— Begin Records provided —
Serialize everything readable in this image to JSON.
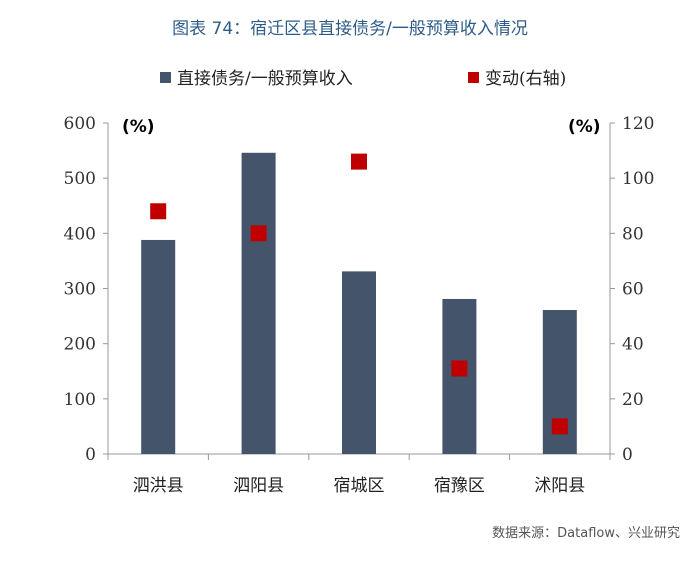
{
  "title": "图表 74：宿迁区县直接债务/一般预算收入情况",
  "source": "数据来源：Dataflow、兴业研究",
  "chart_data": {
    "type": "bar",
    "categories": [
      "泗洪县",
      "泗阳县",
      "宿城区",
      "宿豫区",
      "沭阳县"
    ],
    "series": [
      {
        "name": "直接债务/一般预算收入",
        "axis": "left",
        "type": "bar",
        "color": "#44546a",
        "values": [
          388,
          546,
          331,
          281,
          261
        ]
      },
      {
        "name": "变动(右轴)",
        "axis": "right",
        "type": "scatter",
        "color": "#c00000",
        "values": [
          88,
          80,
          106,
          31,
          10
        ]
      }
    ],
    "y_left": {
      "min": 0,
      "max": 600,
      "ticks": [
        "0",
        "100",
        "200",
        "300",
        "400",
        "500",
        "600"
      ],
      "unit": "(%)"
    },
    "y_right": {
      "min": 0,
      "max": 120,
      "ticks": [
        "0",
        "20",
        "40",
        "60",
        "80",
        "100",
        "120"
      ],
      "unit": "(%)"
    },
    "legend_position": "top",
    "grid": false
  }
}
— End Records provided —
— Begin Records provided —
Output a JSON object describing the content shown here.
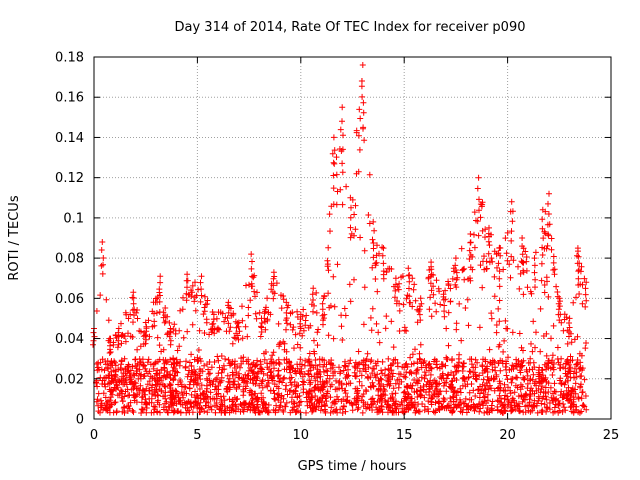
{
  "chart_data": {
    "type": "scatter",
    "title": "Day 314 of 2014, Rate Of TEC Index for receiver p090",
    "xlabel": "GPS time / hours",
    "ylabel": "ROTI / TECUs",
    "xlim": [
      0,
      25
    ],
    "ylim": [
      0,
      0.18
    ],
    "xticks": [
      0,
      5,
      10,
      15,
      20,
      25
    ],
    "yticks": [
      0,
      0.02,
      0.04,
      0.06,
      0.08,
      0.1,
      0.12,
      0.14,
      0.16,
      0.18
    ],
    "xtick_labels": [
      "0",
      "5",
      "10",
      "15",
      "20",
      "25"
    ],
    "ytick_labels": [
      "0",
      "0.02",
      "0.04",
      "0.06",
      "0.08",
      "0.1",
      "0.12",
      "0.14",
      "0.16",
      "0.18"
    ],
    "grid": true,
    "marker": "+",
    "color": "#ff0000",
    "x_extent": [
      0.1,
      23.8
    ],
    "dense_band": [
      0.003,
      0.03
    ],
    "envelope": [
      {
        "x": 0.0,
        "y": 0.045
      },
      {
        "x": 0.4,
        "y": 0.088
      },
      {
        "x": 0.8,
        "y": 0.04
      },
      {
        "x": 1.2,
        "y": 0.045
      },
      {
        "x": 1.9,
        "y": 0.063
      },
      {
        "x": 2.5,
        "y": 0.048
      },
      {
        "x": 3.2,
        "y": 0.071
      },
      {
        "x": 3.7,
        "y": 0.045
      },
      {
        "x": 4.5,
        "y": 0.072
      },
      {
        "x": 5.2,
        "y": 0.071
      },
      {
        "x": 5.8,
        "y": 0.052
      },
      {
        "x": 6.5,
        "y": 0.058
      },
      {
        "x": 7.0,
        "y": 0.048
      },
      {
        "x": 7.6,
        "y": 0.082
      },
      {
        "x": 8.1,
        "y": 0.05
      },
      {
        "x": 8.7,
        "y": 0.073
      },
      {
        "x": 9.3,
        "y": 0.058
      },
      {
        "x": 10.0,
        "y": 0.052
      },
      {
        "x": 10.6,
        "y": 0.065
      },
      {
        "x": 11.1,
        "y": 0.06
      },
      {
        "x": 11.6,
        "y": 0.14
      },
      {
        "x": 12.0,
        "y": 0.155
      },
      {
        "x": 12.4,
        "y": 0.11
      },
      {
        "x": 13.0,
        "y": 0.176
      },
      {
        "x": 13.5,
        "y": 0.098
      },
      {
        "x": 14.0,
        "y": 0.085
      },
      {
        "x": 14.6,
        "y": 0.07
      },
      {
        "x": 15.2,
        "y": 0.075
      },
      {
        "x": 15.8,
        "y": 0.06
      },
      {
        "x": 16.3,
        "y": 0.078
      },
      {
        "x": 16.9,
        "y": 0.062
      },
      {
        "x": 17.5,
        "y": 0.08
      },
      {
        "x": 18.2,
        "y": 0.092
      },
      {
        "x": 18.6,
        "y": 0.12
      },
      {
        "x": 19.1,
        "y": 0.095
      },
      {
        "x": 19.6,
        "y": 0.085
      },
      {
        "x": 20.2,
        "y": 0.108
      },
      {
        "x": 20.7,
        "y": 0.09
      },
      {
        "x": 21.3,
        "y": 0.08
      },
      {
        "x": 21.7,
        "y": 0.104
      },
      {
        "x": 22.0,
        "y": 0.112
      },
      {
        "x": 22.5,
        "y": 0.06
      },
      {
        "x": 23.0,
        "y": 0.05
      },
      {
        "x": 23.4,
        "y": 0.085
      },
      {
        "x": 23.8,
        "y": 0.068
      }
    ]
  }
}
— End Records provided —
Prompt: List each line of the records that holds the string "title".

Task result:
  "title": "图表 74：宿迁区县直接债务/一般预算收入情况",
    "title": "Day 314 of 2014, Rate Of TEC Index for receiver p090",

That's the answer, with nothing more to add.